— begin Excerpted records —
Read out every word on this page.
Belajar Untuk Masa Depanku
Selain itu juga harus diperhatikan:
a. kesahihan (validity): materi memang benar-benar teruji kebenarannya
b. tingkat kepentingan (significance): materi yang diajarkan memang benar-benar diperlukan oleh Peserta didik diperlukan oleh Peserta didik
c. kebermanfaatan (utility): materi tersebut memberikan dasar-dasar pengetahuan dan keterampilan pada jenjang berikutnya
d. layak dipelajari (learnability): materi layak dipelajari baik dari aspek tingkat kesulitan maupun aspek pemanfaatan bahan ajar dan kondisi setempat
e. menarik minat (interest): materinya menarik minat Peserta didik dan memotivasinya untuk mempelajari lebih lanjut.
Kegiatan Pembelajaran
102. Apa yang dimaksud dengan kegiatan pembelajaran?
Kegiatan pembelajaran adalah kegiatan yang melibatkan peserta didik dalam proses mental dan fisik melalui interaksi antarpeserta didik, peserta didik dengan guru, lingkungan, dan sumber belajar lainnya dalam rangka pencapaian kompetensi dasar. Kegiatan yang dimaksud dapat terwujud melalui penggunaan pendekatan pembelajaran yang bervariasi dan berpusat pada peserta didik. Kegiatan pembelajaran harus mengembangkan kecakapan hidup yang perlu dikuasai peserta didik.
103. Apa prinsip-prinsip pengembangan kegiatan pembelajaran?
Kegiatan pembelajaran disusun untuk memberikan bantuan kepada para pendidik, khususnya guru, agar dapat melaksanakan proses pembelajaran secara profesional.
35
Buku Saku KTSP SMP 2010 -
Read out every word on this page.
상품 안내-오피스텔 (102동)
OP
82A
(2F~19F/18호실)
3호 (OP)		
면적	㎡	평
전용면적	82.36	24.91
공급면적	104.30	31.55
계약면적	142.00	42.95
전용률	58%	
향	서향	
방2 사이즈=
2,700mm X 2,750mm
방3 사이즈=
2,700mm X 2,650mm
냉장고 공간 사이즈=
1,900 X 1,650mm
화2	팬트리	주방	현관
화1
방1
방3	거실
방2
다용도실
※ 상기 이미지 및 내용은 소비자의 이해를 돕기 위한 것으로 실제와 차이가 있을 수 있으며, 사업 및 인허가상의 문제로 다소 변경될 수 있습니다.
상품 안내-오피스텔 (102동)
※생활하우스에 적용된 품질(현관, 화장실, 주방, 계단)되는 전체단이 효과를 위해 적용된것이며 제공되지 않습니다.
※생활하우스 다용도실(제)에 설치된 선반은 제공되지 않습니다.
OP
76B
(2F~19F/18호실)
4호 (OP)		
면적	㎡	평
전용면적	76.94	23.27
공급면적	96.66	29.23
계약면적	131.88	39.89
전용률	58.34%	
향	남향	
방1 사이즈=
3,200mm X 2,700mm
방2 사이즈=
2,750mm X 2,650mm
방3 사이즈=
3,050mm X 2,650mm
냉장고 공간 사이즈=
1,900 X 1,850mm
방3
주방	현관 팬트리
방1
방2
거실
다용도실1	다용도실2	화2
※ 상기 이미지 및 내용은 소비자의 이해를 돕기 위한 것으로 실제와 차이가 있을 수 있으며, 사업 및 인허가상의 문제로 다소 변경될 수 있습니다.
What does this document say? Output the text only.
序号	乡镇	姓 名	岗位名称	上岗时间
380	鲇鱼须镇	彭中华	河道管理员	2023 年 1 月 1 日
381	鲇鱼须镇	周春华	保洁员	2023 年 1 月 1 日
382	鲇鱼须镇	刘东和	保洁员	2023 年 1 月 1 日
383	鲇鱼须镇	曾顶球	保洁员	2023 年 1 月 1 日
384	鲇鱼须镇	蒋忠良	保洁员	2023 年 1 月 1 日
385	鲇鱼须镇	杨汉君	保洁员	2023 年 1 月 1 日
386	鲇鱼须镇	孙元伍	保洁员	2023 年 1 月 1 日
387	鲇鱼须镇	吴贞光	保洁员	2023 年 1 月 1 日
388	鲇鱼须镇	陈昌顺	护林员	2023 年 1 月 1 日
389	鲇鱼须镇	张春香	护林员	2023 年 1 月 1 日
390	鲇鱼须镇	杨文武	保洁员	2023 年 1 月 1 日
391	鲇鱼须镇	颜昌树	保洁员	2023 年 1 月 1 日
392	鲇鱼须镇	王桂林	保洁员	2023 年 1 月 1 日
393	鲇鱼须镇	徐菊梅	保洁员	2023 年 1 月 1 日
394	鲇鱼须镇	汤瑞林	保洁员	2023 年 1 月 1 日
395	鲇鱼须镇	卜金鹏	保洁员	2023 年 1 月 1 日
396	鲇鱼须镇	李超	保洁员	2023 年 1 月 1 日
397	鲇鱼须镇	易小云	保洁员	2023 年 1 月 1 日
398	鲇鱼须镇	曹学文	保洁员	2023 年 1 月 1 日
— end Excerpted records —
**Directions for this task**
Where a line above holds the string "yang", show that line.

**Answer for this exercise**
b. tingkat kepentingan (significance): materi yang diajarkan memang benar-benar diperlukan oleh Peserta didik diperlukan oleh Peserta didik
102. Apa yang dimaksud dengan kegiatan pembelajaran?
Kegiatan pembelajaran adalah kegiatan yang melibatkan peserta didik dalam proses mental dan fisik melalui interaksi antarpeserta didik, peserta didik dengan guru, lingkungan, dan sumber belajar lainnya dalam rangka pencapaian kompetensi dasar. Kegiatan yang dimaksud dapat terwujud melalui penggunaan pendekatan pembelajaran yang bervariasi dan berpusat pada peserta didik. Kegiatan pembelajaran harus mengembangkan kecakapan hidup yang perlu dikuasai peserta didik.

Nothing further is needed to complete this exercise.